Work to do — Produce an exact transcription of the listing below, omitting the pictures.
>> BEGIN Dataset entries
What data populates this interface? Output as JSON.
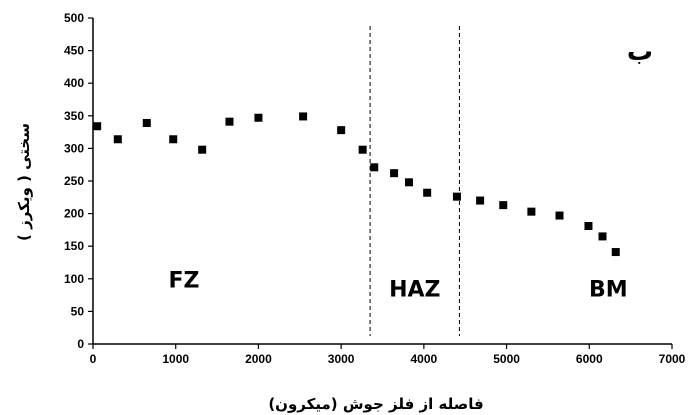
{
  "chart_data": {
    "type": "scatter",
    "title": "",
    "xlabel": "فاصله از فلز جوش (میکرون)",
    "ylabel": "سختی ( ویکرز )",
    "panel_label": "ب",
    "xlim": [
      0,
      7000
    ],
    "ylim": [
      0,
      500
    ],
    "xticks": [
      0,
      1000,
      2000,
      3000,
      4000,
      5000,
      6000,
      7000
    ],
    "yticks": [
      0,
      50,
      100,
      150,
      200,
      250,
      300,
      350,
      400,
      450,
      500
    ],
    "grid": false,
    "legend": "none",
    "marker_color": "#000000",
    "series": [
      {
        "points": [
          [
            50,
            334
          ],
          [
            300,
            314
          ],
          [
            650,
            339
          ],
          [
            970,
            314
          ],
          [
            1320,
            298
          ],
          [
            1650,
            341
          ],
          [
            2000,
            347
          ],
          [
            2540,
            349
          ],
          [
            3000,
            328
          ],
          [
            3260,
            298
          ],
          [
            3400,
            271
          ],
          [
            3640,
            262
          ],
          [
            3820,
            248
          ],
          [
            4040,
            232
          ],
          [
            4400,
            226
          ],
          [
            4680,
            220
          ],
          [
            4960,
            213
          ],
          [
            5300,
            203
          ],
          [
            5640,
            197
          ],
          [
            5990,
            181
          ],
          [
            6160,
            165
          ],
          [
            6320,
            141
          ]
        ]
      }
    ],
    "boundaries": [
      3350,
      4430
    ],
    "regions": [
      {
        "label": "FZ",
        "x": 1100,
        "y": 87
      },
      {
        "label": "HAZ",
        "x": 3890,
        "y": 73
      },
      {
        "label": "BM",
        "x": 6230,
        "y": 73
      }
    ]
  }
}
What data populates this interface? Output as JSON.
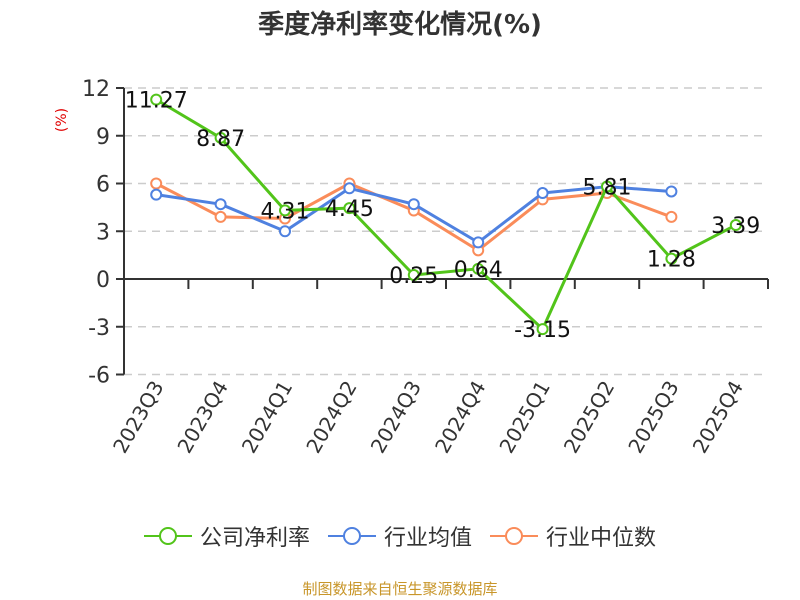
>> END Dataset entries
Full answer —
What data populates this interface? Output as JSON.
{
  "chart_data": {
    "type": "scatter",
    "title": "",
    "xlabel": "فاصله از فلز جوش (میکرون)",
    "ylabel": "سختی ( ویکرز )",
    "panel_label": "ب",
    "xlim": [
      0,
      7000
    ],
    "ylim": [
      0,
      500
    ],
    "xticks": [
      0,
      1000,
      2000,
      3000,
      4000,
      5000,
      6000,
      7000
    ],
    "yticks": [
      0,
      50,
      100,
      150,
      200,
      250,
      300,
      350,
      400,
      450,
      500
    ],
    "grid": false,
    "legend": "none",
    "marker_color": "#000000",
    "series": [
      {
        "points": [
          [
            50,
            334
          ],
          [
            300,
            314
          ],
          [
            650,
            339
          ],
          [
            970,
            314
          ],
          [
            1320,
            298
          ],
          [
            1650,
            341
          ],
          [
            2000,
            347
          ],
          [
            2540,
            349
          ],
          [
            3000,
            328
          ],
          [
            3260,
            298
          ],
          [
            3400,
            271
          ],
          [
            3640,
            262
          ],
          [
            3820,
            248
          ],
          [
            4040,
            232
          ],
          [
            4400,
            226
          ],
          [
            4680,
            220
          ],
          [
            4960,
            213
          ],
          [
            5300,
            203
          ],
          [
            5640,
            197
          ],
          [
            5990,
            181
          ],
          [
            6160,
            165
          ],
          [
            6320,
            141
          ]
        ]
      }
    ],
    "boundaries": [
      3350,
      4430
    ],
    "regions": [
      {
        "label": "FZ",
        "x": 1100,
        "y": 87
      },
      {
        "label": "HAZ",
        "x": 3890,
        "y": 73
      },
      {
        "label": "BM",
        "x": 6230,
        "y": 73
      }
    ]
  }
}
What data populates this interface? Output as JSON.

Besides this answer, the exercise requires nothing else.